*Input material*.
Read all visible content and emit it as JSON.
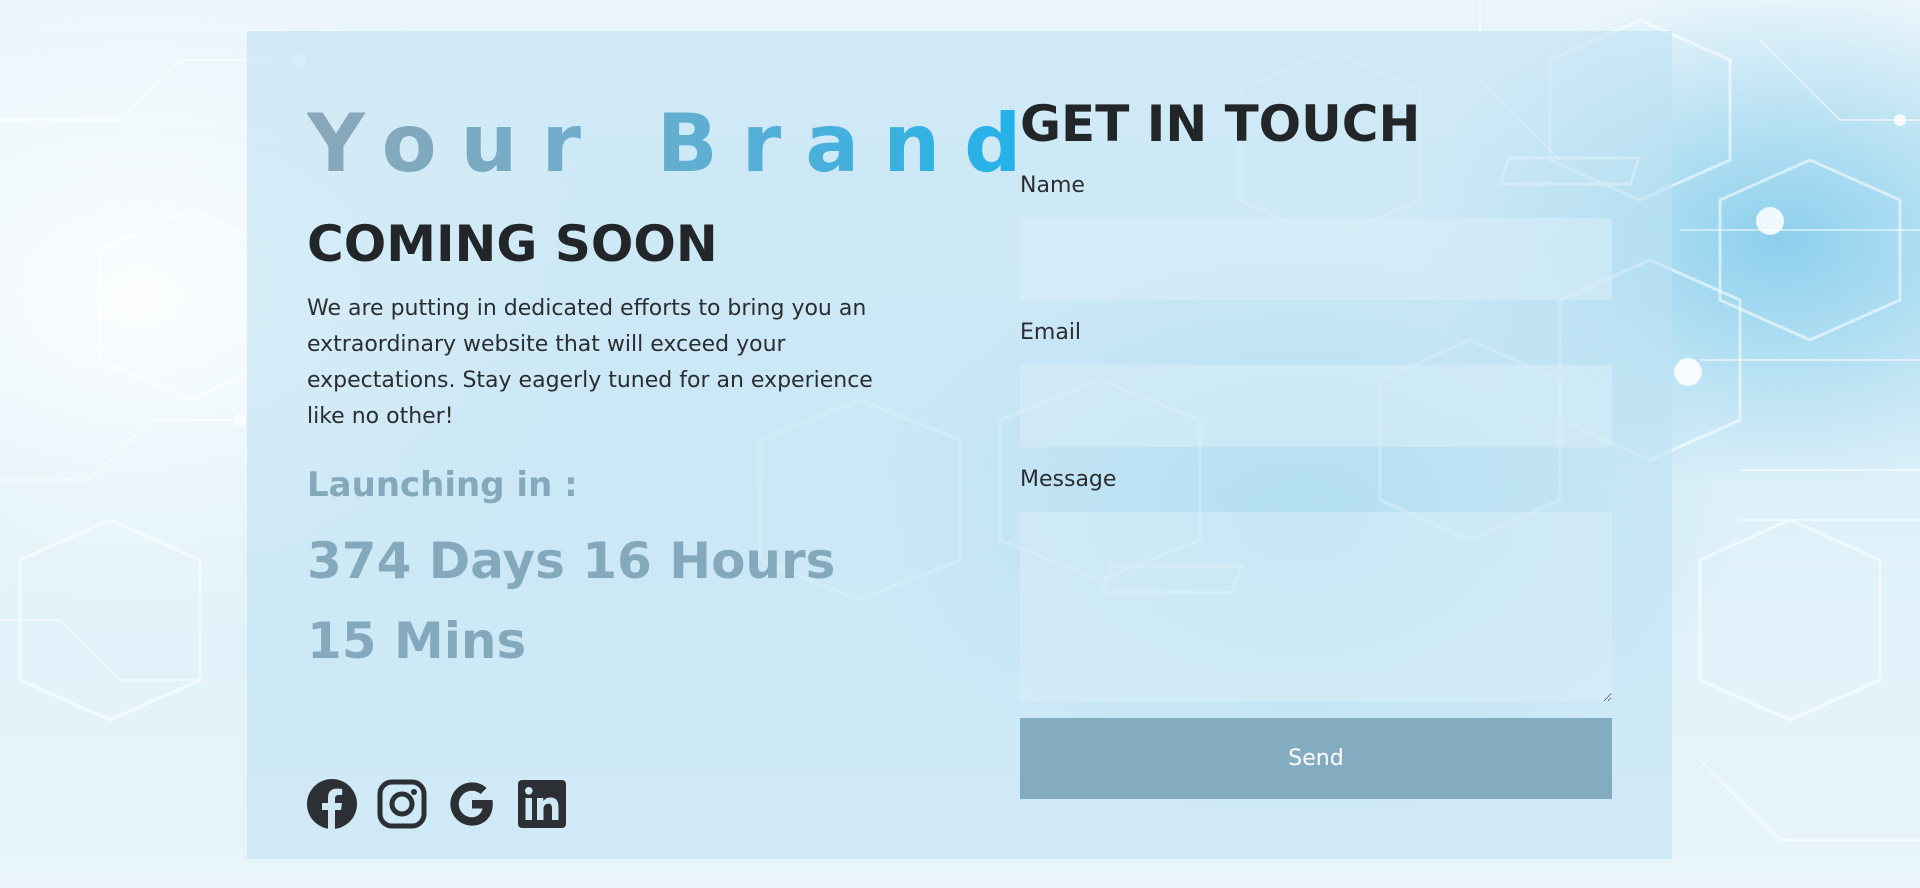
{
  "brand": {
    "name": "Your Brand"
  },
  "hero": {
    "heading": "COMING SOON",
    "description": "We are putting in dedicated efforts to bring you an extraordinary website that will exceed your expectations. Stay eagerly tuned for an experience like no other!",
    "launch_label": "Launching in :",
    "countdown": "374 Days 16 Hours 15 Mins"
  },
  "social": {
    "icons": [
      "facebook-icon",
      "instagram-icon",
      "google-icon",
      "linkedin-icon"
    ]
  },
  "contact": {
    "heading": "GET IN TOUCH",
    "name_label": "Name",
    "name_value": "",
    "email_label": "Email",
    "email_value": "",
    "message_label": "Message",
    "message_value": "",
    "send_label": "Send"
  },
  "colors": {
    "accent": "#84acc0",
    "brand_gradient_start": "#8aa7b7",
    "brand_gradient_end": "#1eb2ec",
    "heading": "#222629",
    "countdown": "#84a9bd"
  }
}
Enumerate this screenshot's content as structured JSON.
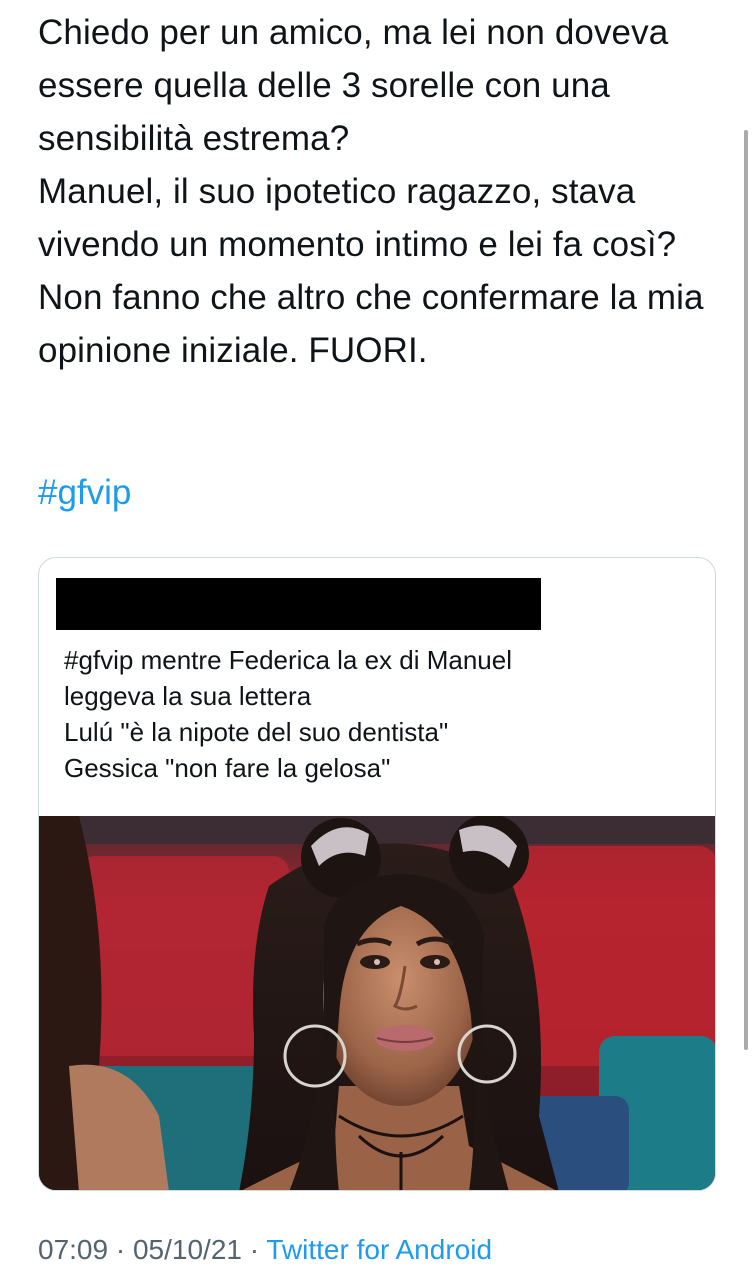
{
  "tweet": {
    "text": "Chiedo per un amico, ma lei non doveva essere quella delle 3 sorelle con una sensibilità estrema?\nManuel, il suo ipotetico ragazzo, stava vivendo un momento intimo e lei fa così?\nNon fanno che altro che confermare la mia opinione iniziale. FUORI.",
    "hashtag": "#gfvip"
  },
  "quoted_tweet": {
    "text": "#gfvip mentre Federica la ex di Manuel\nleggeva la sua  lettera\nLulú \"è la nipote del suo dentista\"\nGessica \"non fare la gelosa\""
  },
  "meta": {
    "time": "07:09",
    "separator": "·",
    "date": "05/10/21",
    "source": "Twitter for Android"
  },
  "colors": {
    "link": "#1d9bf0",
    "text": "#0f1419",
    "secondary": "#536471",
    "border": "#cfd9de"
  }
}
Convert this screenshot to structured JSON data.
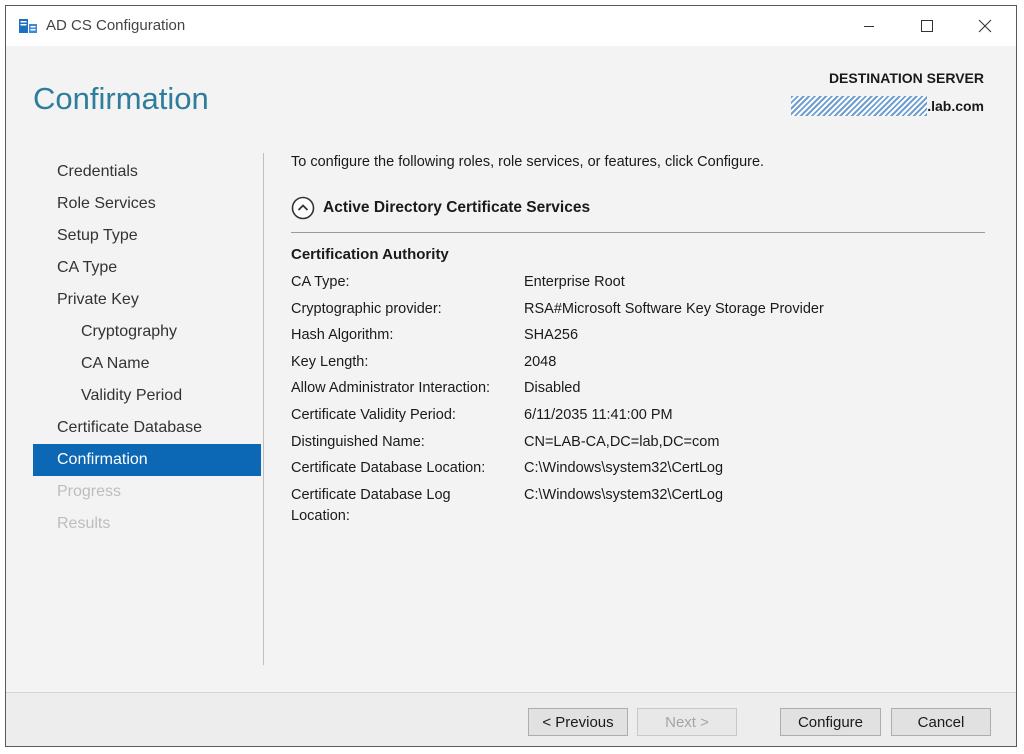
{
  "window": {
    "title": "AD CS Configuration",
    "controls": {
      "minimize": "minimize",
      "maximize": "maximize",
      "close": "close"
    }
  },
  "header": {
    "page_title": "Confirmation",
    "destination_label": "DESTINATION SERVER",
    "destination_server_suffix": ".lab.com"
  },
  "sidebar": {
    "items": [
      {
        "label": "Credentials",
        "level": 0,
        "state": "normal"
      },
      {
        "label": "Role Services",
        "level": 0,
        "state": "normal"
      },
      {
        "label": "Setup Type",
        "level": 0,
        "state": "normal"
      },
      {
        "label": "CA Type",
        "level": 0,
        "state": "normal"
      },
      {
        "label": "Private Key",
        "level": 0,
        "state": "normal"
      },
      {
        "label": "Cryptography",
        "level": 1,
        "state": "normal"
      },
      {
        "label": "CA Name",
        "level": 1,
        "state": "normal"
      },
      {
        "label": "Validity Period",
        "level": 1,
        "state": "normal"
      },
      {
        "label": "Certificate Database",
        "level": 0,
        "state": "normal"
      },
      {
        "label": "Confirmation",
        "level": 0,
        "state": "active"
      },
      {
        "label": "Progress",
        "level": 0,
        "state": "disabled"
      },
      {
        "label": "Results",
        "level": 0,
        "state": "disabled"
      }
    ]
  },
  "content": {
    "intro": "To configure the following roles, role services, or features, click Configure.",
    "section_title": "Active Directory Certificate Services",
    "subsection_title": "Certification Authority",
    "properties": [
      {
        "label": "CA Type:",
        "value": "Enterprise Root"
      },
      {
        "label": "Cryptographic provider:",
        "value": "RSA#Microsoft Software Key Storage Provider"
      },
      {
        "label": "Hash Algorithm:",
        "value": "SHA256"
      },
      {
        "label": "Key Length:",
        "value": "2048"
      },
      {
        "label": "Allow Administrator Interaction:",
        "value": "Disabled"
      },
      {
        "label": "Certificate Validity Period:",
        "value": "6/11/2035 11:41:00 PM"
      },
      {
        "label": "Distinguished Name:",
        "value": "CN=LAB-CA,DC=lab,DC=com"
      },
      {
        "label": "Certificate Database Location:",
        "value": "C:\\Windows\\system32\\CertLog"
      },
      {
        "label": "Certificate Database Log Location:",
        "value": "C:\\Windows\\system32\\CertLog"
      }
    ]
  },
  "footer": {
    "previous": "< Previous",
    "next": "Next >",
    "configure": "Configure",
    "cancel": "Cancel"
  },
  "colors": {
    "heading": "#2f7d9c",
    "active_nav": "#0c67b5",
    "redaction": "#6f9fd0"
  },
  "icons": {
    "app": "server-manager-icon",
    "collapse": "chevron-up-circle-icon"
  }
}
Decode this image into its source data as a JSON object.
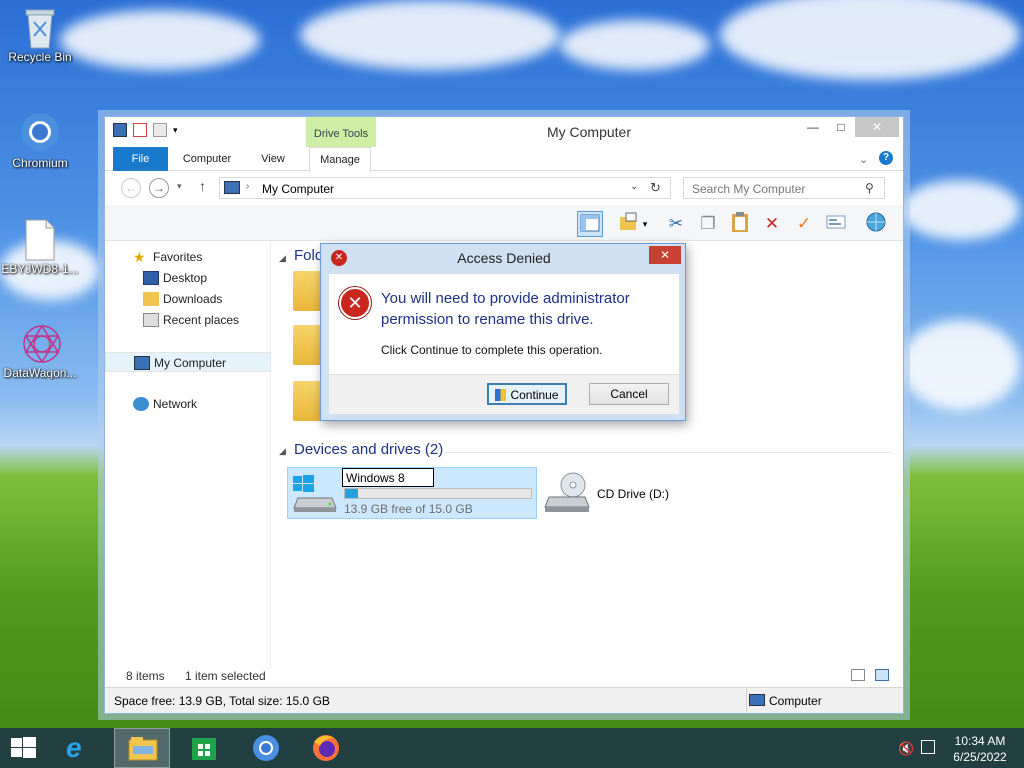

*Task goal*.
Count how many lines include the string "gfvip". Nothing but the number is needed.

*Exercise answer*.
2